● **INPUT RECORDS**
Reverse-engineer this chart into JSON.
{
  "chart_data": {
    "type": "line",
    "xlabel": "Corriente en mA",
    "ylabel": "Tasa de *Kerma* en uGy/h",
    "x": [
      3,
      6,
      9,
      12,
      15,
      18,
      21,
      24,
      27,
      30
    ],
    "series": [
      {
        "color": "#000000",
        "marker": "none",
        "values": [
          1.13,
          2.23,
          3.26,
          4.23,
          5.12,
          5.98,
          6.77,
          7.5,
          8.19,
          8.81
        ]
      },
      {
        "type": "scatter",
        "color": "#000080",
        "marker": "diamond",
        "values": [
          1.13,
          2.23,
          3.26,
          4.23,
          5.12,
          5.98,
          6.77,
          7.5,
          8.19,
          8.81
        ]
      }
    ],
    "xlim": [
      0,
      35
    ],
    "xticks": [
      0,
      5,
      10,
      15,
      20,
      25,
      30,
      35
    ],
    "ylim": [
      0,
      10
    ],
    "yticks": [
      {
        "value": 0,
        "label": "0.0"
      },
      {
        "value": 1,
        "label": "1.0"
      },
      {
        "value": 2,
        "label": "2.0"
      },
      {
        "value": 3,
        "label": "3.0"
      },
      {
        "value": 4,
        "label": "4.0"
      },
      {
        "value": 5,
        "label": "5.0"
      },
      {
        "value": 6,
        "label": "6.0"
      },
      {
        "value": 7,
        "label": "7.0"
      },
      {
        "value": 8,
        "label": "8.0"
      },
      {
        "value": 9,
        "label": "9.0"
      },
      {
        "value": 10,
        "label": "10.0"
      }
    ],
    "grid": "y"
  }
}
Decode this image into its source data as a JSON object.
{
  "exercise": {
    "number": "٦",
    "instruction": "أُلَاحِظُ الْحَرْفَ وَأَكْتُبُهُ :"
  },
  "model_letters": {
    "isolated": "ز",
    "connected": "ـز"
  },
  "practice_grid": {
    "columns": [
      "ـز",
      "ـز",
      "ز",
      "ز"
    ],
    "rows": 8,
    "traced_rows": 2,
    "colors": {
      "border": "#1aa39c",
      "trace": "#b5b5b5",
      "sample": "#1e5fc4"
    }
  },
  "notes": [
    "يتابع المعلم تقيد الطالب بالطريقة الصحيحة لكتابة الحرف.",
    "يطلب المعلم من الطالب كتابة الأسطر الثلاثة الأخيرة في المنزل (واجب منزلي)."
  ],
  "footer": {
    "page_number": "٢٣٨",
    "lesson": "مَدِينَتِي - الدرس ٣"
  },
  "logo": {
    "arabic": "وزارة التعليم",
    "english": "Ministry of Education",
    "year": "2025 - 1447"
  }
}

● **TASK DETAILS**
Each line that holds the word "الطالب" is to be copied.

● **WORKED SOLUTION**
    "يتابع المعلم تقيد الطالب بالطريقة الصحيحة لكتابة الحرف.",
    "يطلب المعلم من الطالب كتابة الأسطر الثلاثة الأخيرة في المنزل (واجب منزلي)."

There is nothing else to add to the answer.